-- START OF ENTRIES --

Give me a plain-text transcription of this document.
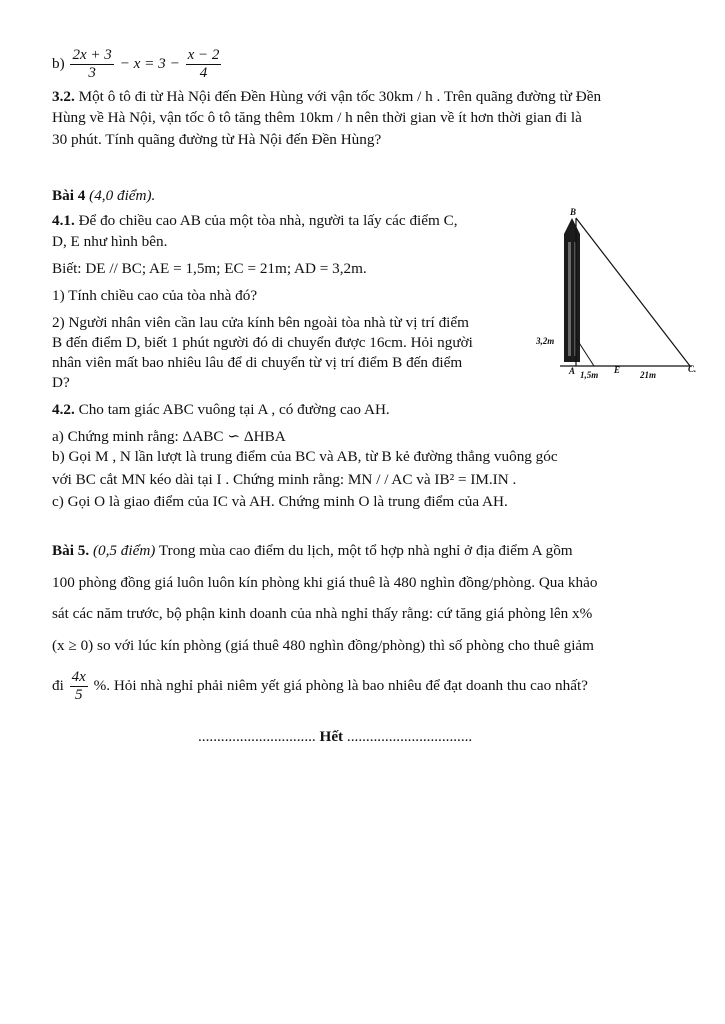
$b) \frac{2x + 3}{3} - x = 3 - \frac{x - 2}{4}$
3.2. Một ô tô đi từ Hà Nội đến Đền Hùng với vận tốc 30km / h . Trên quãng đường từ Đền
Hùng về Hà Nội, vận tốc ô tô tăng thêm 10km / h nên thời gian về ít hơn thời gian đi là
30 phút. Tính quãng đường từ Hà Nội đến Đền Hùng?
Bài 4 (4,0 điểm).
4.1. Để đo chiều cao AB của một tòa nhà, người ta lấy các điểm C,
D, E như hình bên.
Biết: DE // BC; AE = 1,5m; EC = 21m; AD = 3,2m.
1) Tính chiều cao của tòa nhà đó?
2) Người nhân viên cần lau cửa kính bên ngoài tòa nhà từ vị trí điểm
B đến điểm D, biết 1 phút người đó di chuyển được 16cm. Hỏi người
nhân viên mất bao nhiêu lâu để di chuyển từ vị trí điểm B đến điểm
D?
B
3,2m
A 1,5m E 21m
C.
4.2. Cho tam giác ABC vuông tại A , có đường cao AH.
a) Chứng minh rằng: ΔABC ∽ ΔHBA
b) Gọi M , N lần lượt là trung điểm của BC và AB, từ B kẻ đường thẳng vuông góc
với BC cắt MN kéo dài tại I . Chứng minh rằng: MN / / AC và IB² = IM.IN .
c) Gọi O là giao điểm của IC và AH. Chứng minh O là trung điểm của AH.
Bài 5. (0,5 điểm) Trong mùa cao điểm du lịch, một tổ hợp nhà nghỉ ở địa điểm A gồm
100 phòng đồng giá luôn luôn kín phòng khi giá thuê là 480 nghìn đồng/phòng. Qua khảo
sát các năm trước, bộ phận kinh doanh của nhà nghỉ thấy rằng: cứ tăng giá phòng lên x%
(x ≥ 0) so với lúc kín phòng (giá thuê 480 nghìn đồng/phòng) thì số phòng cho thuê giảm
đi $\frac{4x}{5}$ %. Hỏi nhà nghỉ phải niêm yết giá phòng là bao nhiêu để đạt doanh thu cao nhất?
............................... Hết .................................
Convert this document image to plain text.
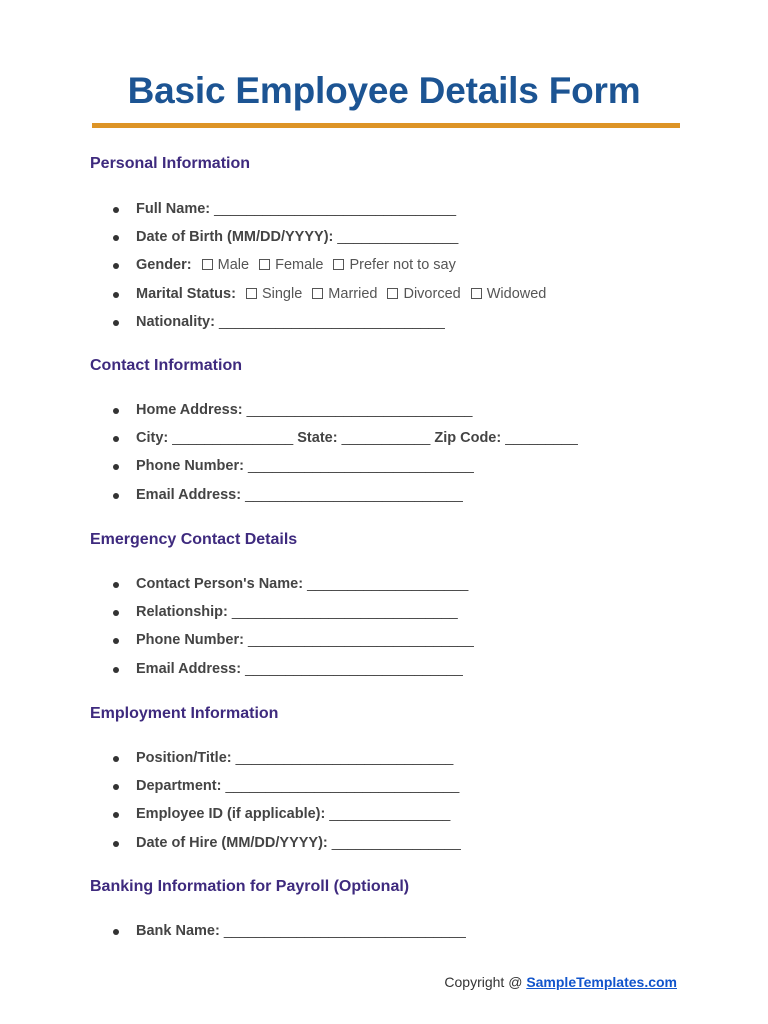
Basic Employee Details Form
Personal Information
Full Name: ______________________________
Date of Birth (MM/DD/YYYY): _______________
Gender: Male Female Prefer not to say
Marital Status: Single Married Divorced Widowed
Nationality: ____________________________
Contact Information
Home Address: ____________________________
City: _______________ State: ___________ Zip Code: _________
Phone Number: ____________________________
Email Address: ___________________________
Emergency Contact Details
Contact Person's Name: ____________________
Relationship: ____________________________
Phone Number: ____________________________
Email Address: ___________________________
Employment Information
Position/Title: ___________________________
Department: _____________________________
Employee ID (if applicable): _______________
Date of Hire (MM/DD/YYYY): ________________
Banking Information for Payroll (Optional)
Bank Name: ______________________________
Copyright @ SampleTemplates.com
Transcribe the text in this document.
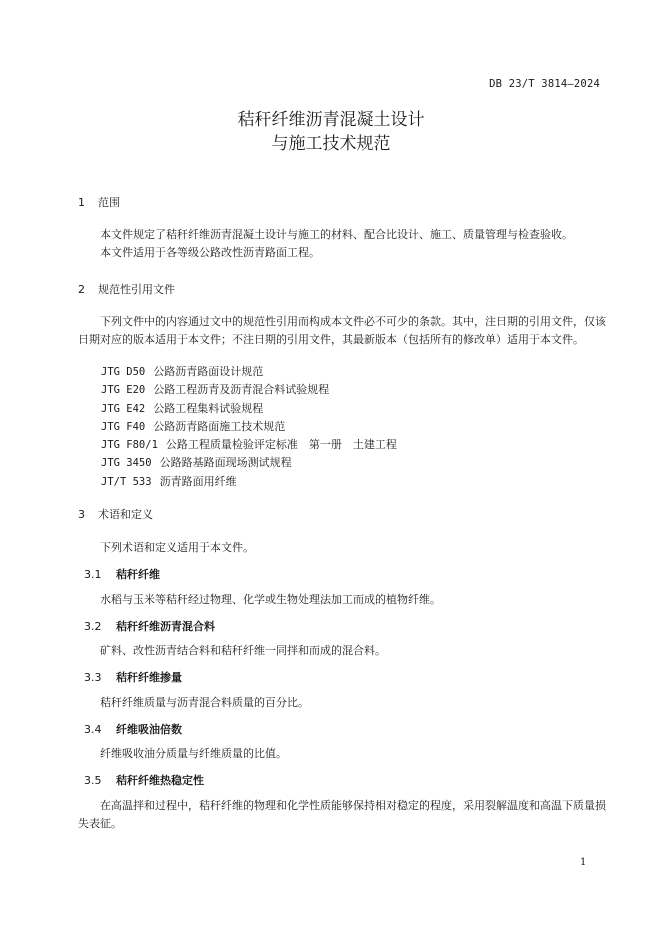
DB 23/T 3814—2024
秸秆纤维沥青混凝土设计
与施工技术规范
1 范围
本文件规定了秸秆纤维沥青混凝土设计与施工的材料、配合比设计、施工、质量管理与检查验收。
本文件适用于各等级公路改性沥青路面工程。
2 规范性引用文件
下列文件中的内容通过文中的规范性引用而构成本文件必不可少的条款。其中，注日期的引用文件，仅该日期对应的版本适用于本文件；不注日期的引用文件，其最新版本（包括所有的修改单）适用于本文件。
JTG D50 公路沥青路面设计规范
JTG E20 公路工程沥青及沥青混合料试验规程
JTG E42 公路工程集料试验规程
JTG F40 公路沥青路面施工技术规范
JTG F80/1 公路工程质量检验评定标准　第一册　土建工程
JTG 3450 公路路基路面现场测试规程
JT/T 533 沥青路面用纤维
3 术语和定义
下列术语和定义适用于本文件。
3.1 秸秆纤维
水稻与玉米等秸秆经过物理、化学或生物处理法加工而成的植物纤维。
3.2 秸秆纤维沥青混合料
矿料、改性沥青结合料和秸秆纤维一同拌和而成的混合料。
3.3 秸秆纤维掺量
秸秆纤维质量与沥青混合料质量的百分比。
3.4 纤维吸油倍数
纤维吸收油分质量与纤维质量的比值。
3.5 秸秆纤维热稳定性
在高温拌和过程中，秸秆纤维的物理和化学性质能够保持相对稳定的程度，采用裂解温度和高温下质量损失表征。
1
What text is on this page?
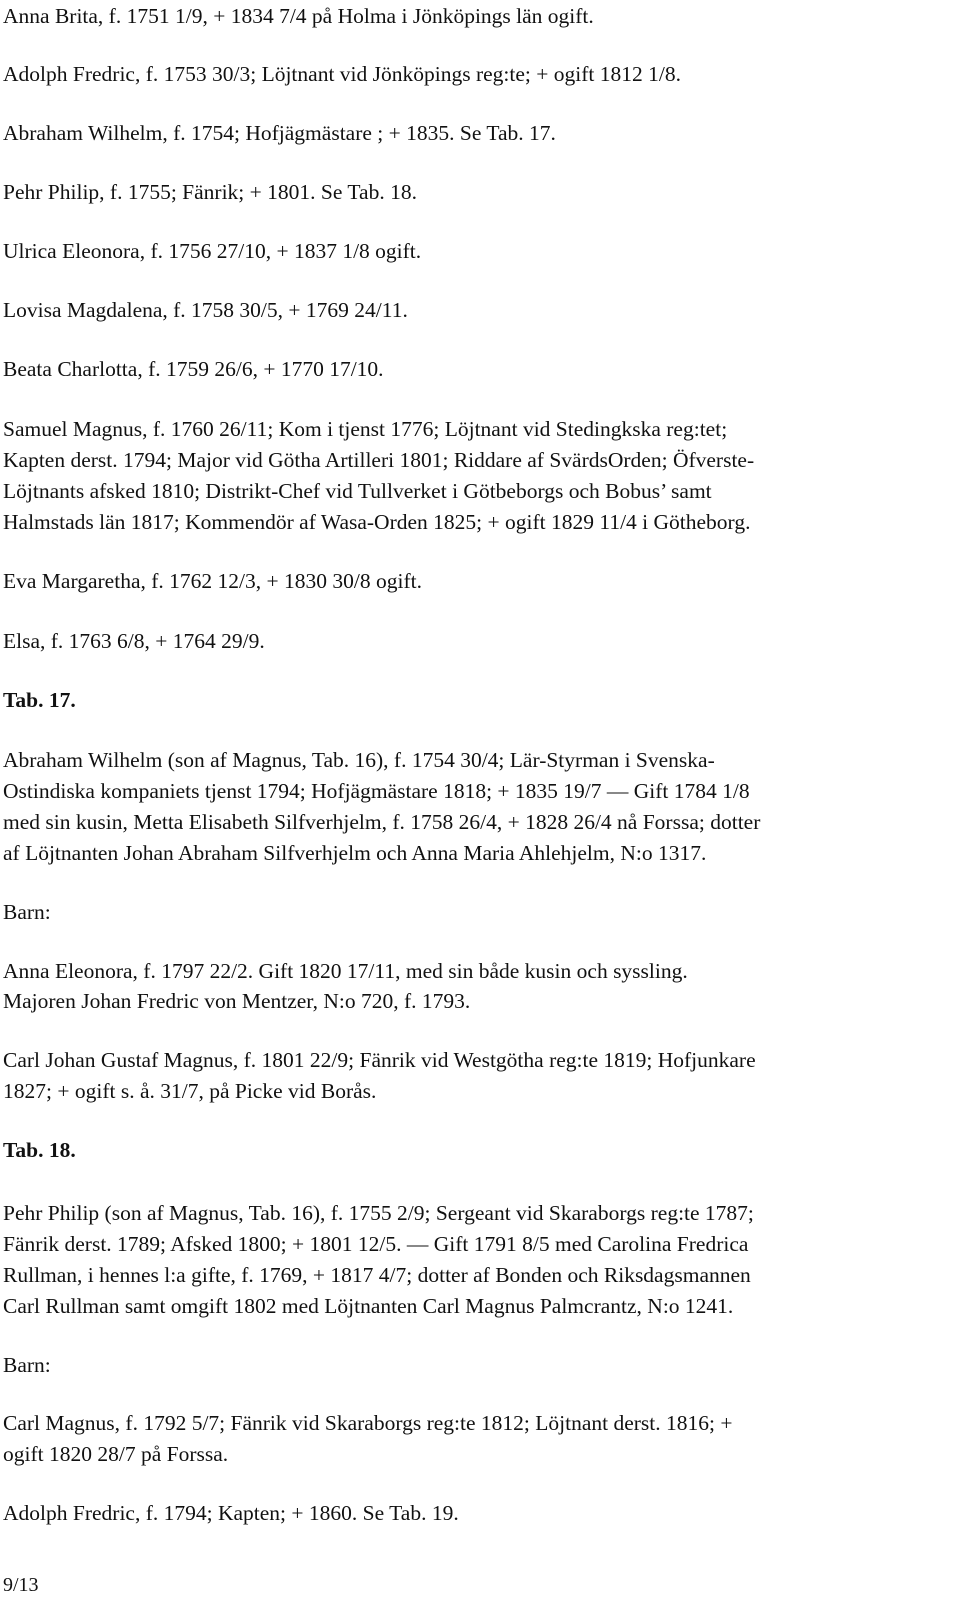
Anna Brita, f. 1751 1/9, + 1834 7/4 på Holma i Jönköpings län ogift.
Adolph Fredric, f. 1753 30/3; Löjtnant vid Jönköpings reg:te; + ogift 1812 1/8.
Abraham Wilhelm, f. 1754; Hofjägmästare ; + 1835. Se Tab. 17.
Pehr Philip, f. 1755; Fänrik; + 1801. Se Tab. 18.
Ulrica Eleonora, f. 1756 27/10, + 1837 1/8 ogift.
Lovisa Magdalena, f. 1758 30/5, + 1769 24/11.
Beata Charlotta, f. 1759 26/6, + 1770 17/10.
Samuel Magnus, f. 1760 26/11; Kom i tjenst 1776; Löjtnant vid Stedingkska reg:tet;
Kapten derst. 1794; Major vid Götha Artilleri 1801; Riddare af SvärdsOrden; Öfverste-
Löjtnants afsked 1810; Distrikt-Chef vid Tullverket i Götbeborgs och Bobus’ samt
Halmstads län 1817; Kommendör af Wasa-Orden 1825; + ogift 1829 11/4 i Götheborg.
Eva Margaretha, f. 1762 12/3, + 1830 30/8 ogift.
Elsa, f. 1763 6/8, + 1764 29/9.
Tab. 17.
Abraham Wilhelm (son af Magnus, Tab. 16), f. 1754 30/4; Lär-Styrman i Svenska-
Ostindiska kompaniets tjenst 1794; Hofjägmästare 1818; + 1835 19/7 — Gift 1784 1/8
med sin kusin, Metta Elisabeth Silfverhjelm, f. 1758 26/4, + 1828 26/4 nå Forssa; dotter
af Löjtnanten Johan Abraham Silfverhjelm och Anna Maria Ahlehjelm, N:o 1317.
Barn:
Anna Eleonora, f. 1797 22/2. Gift 1820 17/11, med sin både kusin och syssling.
Majoren Johan Fredric von Mentzer, N:o 720, f. 1793.
Carl Johan Gustaf Magnus, f. 1801 22/9; Fänrik vid Westgötha reg:te 1819; Hofjunkare
1827; + ogift s. å. 31/7, på Picke vid Borås.
Tab. 18.
Pehr Philip (son af Magnus, Tab. 16), f. 1755 2/9; Sergeant vid Skaraborgs reg:te 1787;
Fänrik derst. 1789; Afsked 1800; + 1801 12/5. — Gift 1791 8/5 med Carolina Fredrica
Rullman, i hennes l:a gifte, f. 1769, + 1817 4/7; dotter af Bonden och Riksdagsmannen
Carl Rullman samt omgift 1802 med Löjtnanten Carl Magnus Palmcrantz, N:o 1241.
Barn:
Carl Magnus, f. 1792 5/7; Fänrik vid Skaraborgs reg:te 1812; Löjtnant derst. 1816; +
ogift 1820 28/7 på Forssa.
Adolph Fredric, f. 1794; Kapten; + 1860. Se Tab. 19.
9/13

-- END OF ENTRIES --

WHAT YOU WILL DO » Restate each entry word for word, leaving out any pictures.

RESULT OF THE TASK »
Give me a plain-text transcription of this document.
$b) \frac{2x + 3}{3} - x = 3 - \frac{x - 2}{4}$
3.2. Một ô tô đi từ Hà Nội đến Đền Hùng với vận tốc 30km / h . Trên quãng đường từ Đền
Hùng về Hà Nội, vận tốc ô tô tăng thêm 10km / h nên thời gian về ít hơn thời gian đi là
30 phút. Tính quãng đường từ Hà Nội đến Đền Hùng?
Bài 4 (4,0 điểm).
4.1. Để đo chiều cao AB của một tòa nhà, người ta lấy các điểm C,
D, E như hình bên.
Biết: DE // BC; AE = 1,5m; EC = 21m; AD = 3,2m.
1) Tính chiều cao của tòa nhà đó?
2) Người nhân viên cần lau cửa kính bên ngoài tòa nhà từ vị trí điểm
B đến điểm D, biết 1 phút người đó di chuyển được 16cm. Hỏi người
nhân viên mất bao nhiêu lâu để di chuyển từ vị trí điểm B đến điểm
D?
B
3,2m
A 1,5m E 21m
C.
4.2. Cho tam giác ABC vuông tại A , có đường cao AH.
a) Chứng minh rằng: ΔABC ∽ ΔHBA
b) Gọi M , N lần lượt là trung điểm của BC và AB, từ B kẻ đường thẳng vuông góc
với BC cắt MN kéo dài tại I . Chứng minh rằng: MN / / AC và IB² = IM.IN .
c) Gọi O là giao điểm của IC và AH. Chứng minh O là trung điểm của AH.
Bài 5. (0,5 điểm) Trong mùa cao điểm du lịch, một tổ hợp nhà nghỉ ở địa điểm A gồm
100 phòng đồng giá luôn luôn kín phòng khi giá thuê là 480 nghìn đồng/phòng. Qua khảo
sát các năm trước, bộ phận kinh doanh của nhà nghỉ thấy rằng: cứ tăng giá phòng lên x%
(x ≥ 0) so với lúc kín phòng (giá thuê 480 nghìn đồng/phòng) thì số phòng cho thuê giảm
đi $\frac{4x}{5}$ %. Hỏi nhà nghỉ phải niêm yết giá phòng là bao nhiêu để đạt doanh thu cao nhất?
............................... Hết .................................
Convert this document image to plain text.
Basic Employee Details Form
Personal Information
Full Name: ______________________________
Date of Birth (MM/DD/YYYY): _______________
Gender: Male Female Prefer not to say
Marital Status: Single Married Divorced Widowed
Nationality: ____________________________
Contact Information
Home Address: ____________________________
City: _______________ State: ___________ Zip Code: _________
Phone Number: ____________________________
Email Address: ___________________________
Emergency Contact Details
Contact Person's Name: ____________________
Relationship: ____________________________
Phone Number: ____________________________
Email Address: ___________________________
Employment Information
Position/Title: ___________________________
Department: _____________________________
Employee ID (if applicable): _______________
Date of Hire (MM/DD/YYYY): ________________
Banking Information for Payroll (Optional)
Bank Name: ______________________________
Copyright @ SampleTemplates.com
Transcribe the text in this document.
DB 23/T 3814—2024
秸秆纤维沥青混凝土设计
与施工技术规范
1 范围
本文件规定了秸秆纤维沥青混凝土设计与施工的材料、配合比设计、施工、质量管理与检查验收。
本文件适用于各等级公路改性沥青路面工程。
2 规范性引用文件
下列文件中的内容通过文中的规范性引用而构成本文件必不可少的条款。其中，注日期的引用文件，仅该日期对应的版本适用于本文件；不注日期的引用文件，其最新版本（包括所有的修改单）适用于本文件。
JTG D50 公路沥青路面设计规范
JTG E20 公路工程沥青及沥青混合料试验规程
JTG E42 公路工程集料试验规程
JTG F40 公路沥青路面施工技术规范
JTG F80/1 公路工程质量检验评定标准　第一册　土建工程
JTG 3450 公路路基路面现场测试规程
JT/T 533 沥青路面用纤维
3 术语和定义
下列术语和定义适用于本文件。
3.1 秸秆纤维
水稻与玉米等秸秆经过物理、化学或生物处理法加工而成的植物纤维。
3.2 秸秆纤维沥青混合料
矿料、改性沥青结合料和秸秆纤维一同拌和而成的混合料。
3.3 秸秆纤维掺量
秸秆纤维质量与沥青混合料质量的百分比。
3.4 纤维吸油倍数
纤维吸收油分质量与纤维质量的比值。
3.5 秸秆纤维热稳定性
在高温拌和过程中，秸秆纤维的物理和化学性质能够保持相对稳定的程度，采用裂解温度和高温下质量损失表征。
1
What text is on this page?
Anna Brita, f. 1751 1/9, + 1834 7/4 på Holma i Jönköpings län ogift.
Adolph Fredric, f. 1753 30/3; Löjtnant vid Jönköpings reg:te; + ogift 1812 1/8.
Abraham Wilhelm, f. 1754; Hofjägmästare ; + 1835. Se Tab. 17.
Pehr Philip, f. 1755; Fänrik; + 1801. Se Tab. 18.
Ulrica Eleonora, f. 1756 27/10, + 1837 1/8 ogift.
Lovisa Magdalena, f. 1758 30/5, + 1769 24/11.
Beata Charlotta, f. 1759 26/6, + 1770 17/10.
Samuel Magnus, f. 1760 26/11; Kom i tjenst 1776; Löjtnant vid Stedingkska reg:tet;
Kapten derst. 1794; Major vid Götha Artilleri 1801; Riddare af SvärdsOrden; Öfverste-
Löjtnants afsked 1810; Distrikt-Chef vid Tullverket i Götbeborgs och Bobus’ samt
Halmstads län 1817; Kommendör af Wasa-Orden 1825; + ogift 1829 11/4 i Götheborg.
Eva Margaretha, f. 1762 12/3, + 1830 30/8 ogift.
Elsa, f. 1763 6/8, + 1764 29/9.
Tab. 17.
Abraham Wilhelm (son af Magnus, Tab. 16), f. 1754 30/4; Lär-Styrman i Svenska-
Ostindiska kompaniets tjenst 1794; Hofjägmästare 1818; + 1835 19/7 — Gift 1784 1/8
med sin kusin, Metta Elisabeth Silfverhjelm, f. 1758 26/4, + 1828 26/4 nå Forssa; dotter
af Löjtnanten Johan Abraham Silfverhjelm och Anna Maria Ahlehjelm, N:o 1317.
Barn:
Anna Eleonora, f. 1797 22/2. Gift 1820 17/11, med sin både kusin och syssling.
Majoren Johan Fredric von Mentzer, N:o 720, f. 1793.
Carl Johan Gustaf Magnus, f. 1801 22/9; Fänrik vid Westgötha reg:te 1819; Hofjunkare
1827; + ogift s. å. 31/7, på Picke vid Borås.
Tab. 18.
Pehr Philip (son af Magnus, Tab. 16), f. 1755 2/9; Sergeant vid Skaraborgs reg:te 1787;
Fänrik derst. 1789; Afsked 1800; + 1801 12/5. — Gift 1791 8/5 med Carolina Fredrica
Rullman, i hennes l:a gifte, f. 1769, + 1817 4/7; dotter af Bonden och Riksdagsmannen
Carl Rullman samt omgift 1802 med Löjtnanten Carl Magnus Palmcrantz, N:o 1241.
Barn:
Carl Magnus, f. 1792 5/7; Fänrik vid Skaraborgs reg:te 1812; Löjtnant derst. 1816; +
ogift 1820 28/7 på Forssa.
Adolph Fredric, f. 1794; Kapten; + 1860. Se Tab. 19.
9/13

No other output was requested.